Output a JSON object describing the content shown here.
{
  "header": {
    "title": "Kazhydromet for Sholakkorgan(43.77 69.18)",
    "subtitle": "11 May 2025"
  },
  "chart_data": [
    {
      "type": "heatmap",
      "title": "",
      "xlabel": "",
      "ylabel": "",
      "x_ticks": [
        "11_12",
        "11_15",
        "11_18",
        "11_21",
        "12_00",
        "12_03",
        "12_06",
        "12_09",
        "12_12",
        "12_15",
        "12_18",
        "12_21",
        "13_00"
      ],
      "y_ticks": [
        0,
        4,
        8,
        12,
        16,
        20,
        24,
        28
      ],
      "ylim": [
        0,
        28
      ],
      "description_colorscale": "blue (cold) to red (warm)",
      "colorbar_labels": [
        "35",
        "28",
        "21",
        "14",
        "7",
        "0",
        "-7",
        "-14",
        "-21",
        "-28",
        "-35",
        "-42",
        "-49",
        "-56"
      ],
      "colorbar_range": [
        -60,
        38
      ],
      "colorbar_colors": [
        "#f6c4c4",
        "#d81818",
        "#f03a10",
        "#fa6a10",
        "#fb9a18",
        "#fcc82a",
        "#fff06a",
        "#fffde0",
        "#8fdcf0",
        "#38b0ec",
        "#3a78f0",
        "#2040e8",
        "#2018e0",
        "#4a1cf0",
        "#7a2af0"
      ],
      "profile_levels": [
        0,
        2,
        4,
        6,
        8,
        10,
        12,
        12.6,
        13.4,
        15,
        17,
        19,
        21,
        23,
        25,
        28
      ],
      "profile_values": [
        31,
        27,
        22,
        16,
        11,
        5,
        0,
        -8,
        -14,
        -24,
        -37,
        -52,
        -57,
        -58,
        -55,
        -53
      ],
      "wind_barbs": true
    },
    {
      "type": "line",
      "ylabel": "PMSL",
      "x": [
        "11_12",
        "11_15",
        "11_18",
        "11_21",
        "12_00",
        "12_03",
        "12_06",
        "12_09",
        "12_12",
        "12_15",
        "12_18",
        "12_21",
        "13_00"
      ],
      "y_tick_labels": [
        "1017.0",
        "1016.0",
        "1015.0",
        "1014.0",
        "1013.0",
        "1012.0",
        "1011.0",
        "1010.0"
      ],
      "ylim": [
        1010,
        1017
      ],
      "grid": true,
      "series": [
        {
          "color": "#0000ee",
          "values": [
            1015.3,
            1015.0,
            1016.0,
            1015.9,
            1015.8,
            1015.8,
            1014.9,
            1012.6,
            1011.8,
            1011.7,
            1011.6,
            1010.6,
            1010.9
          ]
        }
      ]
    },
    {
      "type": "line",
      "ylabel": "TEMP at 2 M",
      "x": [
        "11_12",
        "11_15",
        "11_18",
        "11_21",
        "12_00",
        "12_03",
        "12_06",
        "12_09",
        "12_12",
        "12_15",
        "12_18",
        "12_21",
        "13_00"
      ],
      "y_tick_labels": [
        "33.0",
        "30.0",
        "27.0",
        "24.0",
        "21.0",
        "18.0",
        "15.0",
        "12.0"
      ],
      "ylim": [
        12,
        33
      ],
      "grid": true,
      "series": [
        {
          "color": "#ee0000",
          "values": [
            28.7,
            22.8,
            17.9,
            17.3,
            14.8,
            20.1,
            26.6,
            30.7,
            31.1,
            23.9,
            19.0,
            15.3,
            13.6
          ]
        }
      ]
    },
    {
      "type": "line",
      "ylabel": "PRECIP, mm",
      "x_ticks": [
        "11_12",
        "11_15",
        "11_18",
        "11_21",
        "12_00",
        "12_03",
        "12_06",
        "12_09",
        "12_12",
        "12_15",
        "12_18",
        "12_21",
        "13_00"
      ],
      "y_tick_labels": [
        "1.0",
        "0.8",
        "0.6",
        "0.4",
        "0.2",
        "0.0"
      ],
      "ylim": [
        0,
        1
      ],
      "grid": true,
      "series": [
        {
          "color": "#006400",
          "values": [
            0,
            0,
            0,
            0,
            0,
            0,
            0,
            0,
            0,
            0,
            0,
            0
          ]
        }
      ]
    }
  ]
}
---*---
Task directions: Send back every record, precisely as written.

Full output:
Output a JSON object describing the content shown here.
{
  "header": {
    "title": "Kazhydromet for Sholakkorgan(43.77 69.18)",
    "subtitle": "11 May 2025"
  },
  "chart_data": [
    {
      "type": "heatmap",
      "title": "",
      "xlabel": "",
      "ylabel": "",
      "x_ticks": [
        "11_12",
        "11_15",
        "11_18",
        "11_21",
        "12_00",
        "12_03",
        "12_06",
        "12_09",
        "12_12",
        "12_15",
        "12_18",
        "12_21",
        "13_00"
      ],
      "y_ticks": [
        0,
        4,
        8,
        12,
        16,
        20,
        24,
        28
      ],
      "ylim": [
        0,
        28
      ],
      "description_colorscale": "blue (cold) to red (warm)",
      "colorbar_labels": [
        "35",
        "28",
        "21",
        "14",
        "7",
        "0",
        "-7",
        "-14",
        "-21",
        "-28",
        "-35",
        "-42",
        "-49",
        "-56"
      ],
      "colorbar_range": [
        -60,
        38
      ],
      "colorbar_colors": [
        "#f6c4c4",
        "#d81818",
        "#f03a10",
        "#fa6a10",
        "#fb9a18",
        "#fcc82a",
        "#fff06a",
        "#fffde0",
        "#8fdcf0",
        "#38b0ec",
        "#3a78f0",
        "#2040e8",
        "#2018e0",
        "#4a1cf0",
        "#7a2af0"
      ],
      "profile_levels": [
        0,
        2,
        4,
        6,
        8,
        10,
        12,
        12.6,
        13.4,
        15,
        17,
        19,
        21,
        23,
        25,
        28
      ],
      "profile_values": [
        31,
        27,
        22,
        16,
        11,
        5,
        0,
        -8,
        -14,
        -24,
        -37,
        -52,
        -57,
        -58,
        -55,
        -53
      ],
      "wind_barbs": true
    },
    {
      "type": "line",
      "ylabel": "PMSL",
      "x": [
        "11_12",
        "11_15",
        "11_18",
        "11_21",
        "12_00",
        "12_03",
        "12_06",
        "12_09",
        "12_12",
        "12_15",
        "12_18",
        "12_21",
        "13_00"
      ],
      "y_tick_labels": [
        "1017.0",
        "1016.0",
        "1015.0",
        "1014.0",
        "1013.0",
        "1012.0",
        "1011.0",
        "1010.0"
      ],
      "ylim": [
        1010,
        1017
      ],
      "grid": true,
      "series": [
        {
          "color": "#0000ee",
          "values": [
            1015.3,
            1015.0,
            1016.0,
            1015.9,
            1015.8,
            1015.8,
            1014.9,
            1012.6,
            1011.8,
            1011.7,
            1011.6,
            1010.6,
            1010.9
          ]
        }
      ]
    },
    {
      "type": "line",
      "ylabel": "TEMP at 2 M",
      "x": [
        "11_12",
        "11_15",
        "11_18",
        "11_21",
        "12_00",
        "12_03",
        "12_06",
        "12_09",
        "12_12",
        "12_15",
        "12_18",
        "12_21",
        "13_00"
      ],
      "y_tick_labels": [
        "33.0",
        "30.0",
        "27.0",
        "24.0",
        "21.0",
        "18.0",
        "15.0",
        "12.0"
      ],
      "ylim": [
        12,
        33
      ],
      "grid": true,
      "series": [
        {
          "color": "#ee0000",
          "values": [
            28.7,
            22.8,
            17.9,
            17.3,
            14.8,
            20.1,
            26.6,
            30.7,
            31.1,
            23.9,
            19.0,
            15.3,
            13.6
          ]
        }
      ]
    },
    {
      "type": "line",
      "ylabel": "PRECIP, mm",
      "x_ticks": [
        "11_12",
        "11_15",
        "11_18",
        "11_21",
        "12_00",
        "12_03",
        "12_06",
        "12_09",
        "12_12",
        "12_15",
        "12_18",
        "12_21",
        "13_00"
      ],
      "y_tick_labels": [
        "1.0",
        "0.8",
        "0.6",
        "0.4",
        "0.2",
        "0.0"
      ],
      "ylim": [
        0,
        1
      ],
      "grid": true,
      "series": [
        {
          "color": "#006400",
          "values": [
            0,
            0,
            0,
            0,
            0,
            0,
            0,
            0,
            0,
            0,
            0,
            0
          ]
        }
      ]
    }
  ]
}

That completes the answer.